WHAT TO WORK ON:
Quote every entry word for word.
▽
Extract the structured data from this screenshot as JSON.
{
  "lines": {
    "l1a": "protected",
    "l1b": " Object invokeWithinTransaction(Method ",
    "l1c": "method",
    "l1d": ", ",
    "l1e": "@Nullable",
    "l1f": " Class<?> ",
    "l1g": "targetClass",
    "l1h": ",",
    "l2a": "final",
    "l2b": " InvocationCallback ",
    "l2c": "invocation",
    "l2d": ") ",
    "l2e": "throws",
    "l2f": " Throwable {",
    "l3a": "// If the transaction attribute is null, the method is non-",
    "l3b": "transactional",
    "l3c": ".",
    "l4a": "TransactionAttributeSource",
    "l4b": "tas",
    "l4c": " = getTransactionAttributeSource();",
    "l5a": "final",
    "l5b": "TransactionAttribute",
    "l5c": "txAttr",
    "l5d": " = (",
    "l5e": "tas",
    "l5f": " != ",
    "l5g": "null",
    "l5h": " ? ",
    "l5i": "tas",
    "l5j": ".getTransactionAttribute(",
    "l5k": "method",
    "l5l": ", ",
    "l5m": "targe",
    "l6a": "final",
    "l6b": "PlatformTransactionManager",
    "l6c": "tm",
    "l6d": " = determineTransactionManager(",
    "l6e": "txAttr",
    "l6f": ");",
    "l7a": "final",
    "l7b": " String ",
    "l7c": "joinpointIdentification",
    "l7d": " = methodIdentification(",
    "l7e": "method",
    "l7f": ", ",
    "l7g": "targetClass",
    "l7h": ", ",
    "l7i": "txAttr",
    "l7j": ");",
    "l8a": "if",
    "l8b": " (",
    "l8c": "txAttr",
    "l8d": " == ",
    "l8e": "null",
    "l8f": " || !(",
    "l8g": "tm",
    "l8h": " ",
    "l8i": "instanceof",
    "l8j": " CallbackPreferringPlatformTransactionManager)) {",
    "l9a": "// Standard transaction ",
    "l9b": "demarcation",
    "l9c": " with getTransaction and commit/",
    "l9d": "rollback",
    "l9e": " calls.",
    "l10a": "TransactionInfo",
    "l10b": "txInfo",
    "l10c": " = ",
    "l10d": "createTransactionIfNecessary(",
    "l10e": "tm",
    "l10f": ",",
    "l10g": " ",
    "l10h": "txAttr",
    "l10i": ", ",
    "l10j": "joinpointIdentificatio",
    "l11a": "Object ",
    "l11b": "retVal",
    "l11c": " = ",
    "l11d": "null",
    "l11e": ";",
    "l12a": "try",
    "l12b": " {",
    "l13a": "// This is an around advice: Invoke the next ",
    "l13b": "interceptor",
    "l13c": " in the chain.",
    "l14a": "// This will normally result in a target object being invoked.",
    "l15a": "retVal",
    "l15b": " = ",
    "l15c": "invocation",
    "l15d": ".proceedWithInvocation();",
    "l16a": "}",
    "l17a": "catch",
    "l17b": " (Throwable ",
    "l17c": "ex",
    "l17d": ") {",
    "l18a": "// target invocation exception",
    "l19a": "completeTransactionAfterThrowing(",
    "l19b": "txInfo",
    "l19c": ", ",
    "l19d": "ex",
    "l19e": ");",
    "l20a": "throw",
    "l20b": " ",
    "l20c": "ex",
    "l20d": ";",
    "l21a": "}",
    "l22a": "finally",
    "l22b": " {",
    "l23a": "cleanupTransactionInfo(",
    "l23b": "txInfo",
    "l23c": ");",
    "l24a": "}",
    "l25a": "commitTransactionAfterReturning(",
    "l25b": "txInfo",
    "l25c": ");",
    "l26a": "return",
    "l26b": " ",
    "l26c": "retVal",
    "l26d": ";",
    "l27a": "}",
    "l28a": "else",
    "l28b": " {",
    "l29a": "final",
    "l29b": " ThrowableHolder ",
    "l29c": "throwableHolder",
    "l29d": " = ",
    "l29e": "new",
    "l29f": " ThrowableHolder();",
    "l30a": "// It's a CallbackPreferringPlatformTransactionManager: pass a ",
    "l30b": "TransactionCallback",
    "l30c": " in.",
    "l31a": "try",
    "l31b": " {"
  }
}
△
RESPONSE BELOW:
Extract the structured data from this screenshot as JSON.
{
  "lines": {
    "l1a": "protected",
    "l1b": " Object invokeWithinTransaction(Method ",
    "l1c": "method",
    "l1d": ", ",
    "l1e": "@Nullable",
    "l1f": " Class<?> ",
    "l1g": "targetClass",
    "l1h": ",",
    "l2a": "final",
    "l2b": " InvocationCallback ",
    "l2c": "invocation",
    "l2d": ") ",
    "l2e": "throws",
    "l2f": " Throwable {",
    "l3a": "// If the transaction attribute is null, the method is non-",
    "l3b": "transactional",
    "l3c": ".",
    "l4a": "TransactionAttributeSource",
    "l4b": "tas",
    "l4c": " = getTransactionAttributeSource();",
    "l5a": "final",
    "l5b": "TransactionAttribute",
    "l5c": "txAttr",
    "l5d": " = (",
    "l5e": "tas",
    "l5f": " != ",
    "l5g": "null",
    "l5h": " ? ",
    "l5i": "tas",
    "l5j": ".getTransactionAttribute(",
    "l5k": "method",
    "l5l": ", ",
    "l5m": "targe",
    "l6a": "final",
    "l6b": "PlatformTransactionManager",
    "l6c": "tm",
    "l6d": " = determineTransactionManager(",
    "l6e": "txAttr",
    "l6f": ");",
    "l7a": "final",
    "l7b": " String ",
    "l7c": "joinpointIdentification",
    "l7d": " = methodIdentification(",
    "l7e": "method",
    "l7f": ", ",
    "l7g": "targetClass",
    "l7h": ", ",
    "l7i": "txAttr",
    "l7j": ");",
    "l8a": "if",
    "l8b": " (",
    "l8c": "txAttr",
    "l8d": " == ",
    "l8e": "null",
    "l8f": " || !(",
    "l8g": "tm",
    "l8h": " ",
    "l8i": "instanceof",
    "l8j": " CallbackPreferringPlatformTransactionManager)) {",
    "l9a": "// Standard transaction ",
    "l9b": "demarcation",
    "l9c": " with getTransaction and commit/",
    "l9d": "rollback",
    "l9e": " calls.",
    "l10a": "TransactionInfo",
    "l10b": "txInfo",
    "l10c": " = ",
    "l10d": "createTransactionIfNecessary(",
    "l10e": "tm",
    "l10f": ",",
    "l10g": " ",
    "l10h": "txAttr",
    "l10i": ", ",
    "l10j": "joinpointIdentificatio",
    "l11a": "Object ",
    "l11b": "retVal",
    "l11c": " = ",
    "l11d": "null",
    "l11e": ";",
    "l12a": "try",
    "l12b": " {",
    "l13a": "// This is an around advice: Invoke the next ",
    "l13b": "interceptor",
    "l13c": " in the chain.",
    "l14a": "// This will normally result in a target object being invoked.",
    "l15a": "retVal",
    "l15b": " = ",
    "l15c": "invocation",
    "l15d": ".proceedWithInvocation();",
    "l16a": "}",
    "l17a": "catch",
    "l17b": " (Throwable ",
    "l17c": "ex",
    "l17d": ") {",
    "l18a": "// target invocation exception",
    "l19a": "completeTransactionAfterThrowing(",
    "l19b": "txInfo",
    "l19c": ", ",
    "l19d": "ex",
    "l19e": ");",
    "l20a": "throw",
    "l20b": " ",
    "l20c": "ex",
    "l20d": ";",
    "l21a": "}",
    "l22a": "finally",
    "l22b": " {",
    "l23a": "cleanupTransactionInfo(",
    "l23b": "txInfo",
    "l23c": ");",
    "l24a": "}",
    "l25a": "commitTransactionAfterReturning(",
    "l25b": "txInfo",
    "l25c": ");",
    "l26a": "return",
    "l26b": " ",
    "l26c": "retVal",
    "l26d": ";",
    "l27a": "}",
    "l28a": "else",
    "l28b": " {",
    "l29a": "final",
    "l29b": " ThrowableHolder ",
    "l29c": "throwableHolder",
    "l29d": " = ",
    "l29e": "new",
    "l29f": " ThrowableHolder();",
    "l30a": "// It's a CallbackPreferringPlatformTransactionManager: pass a ",
    "l30b": "TransactionCallback",
    "l30c": " in.",
    "l31a": "try",
    "l31b": " {"
  }
}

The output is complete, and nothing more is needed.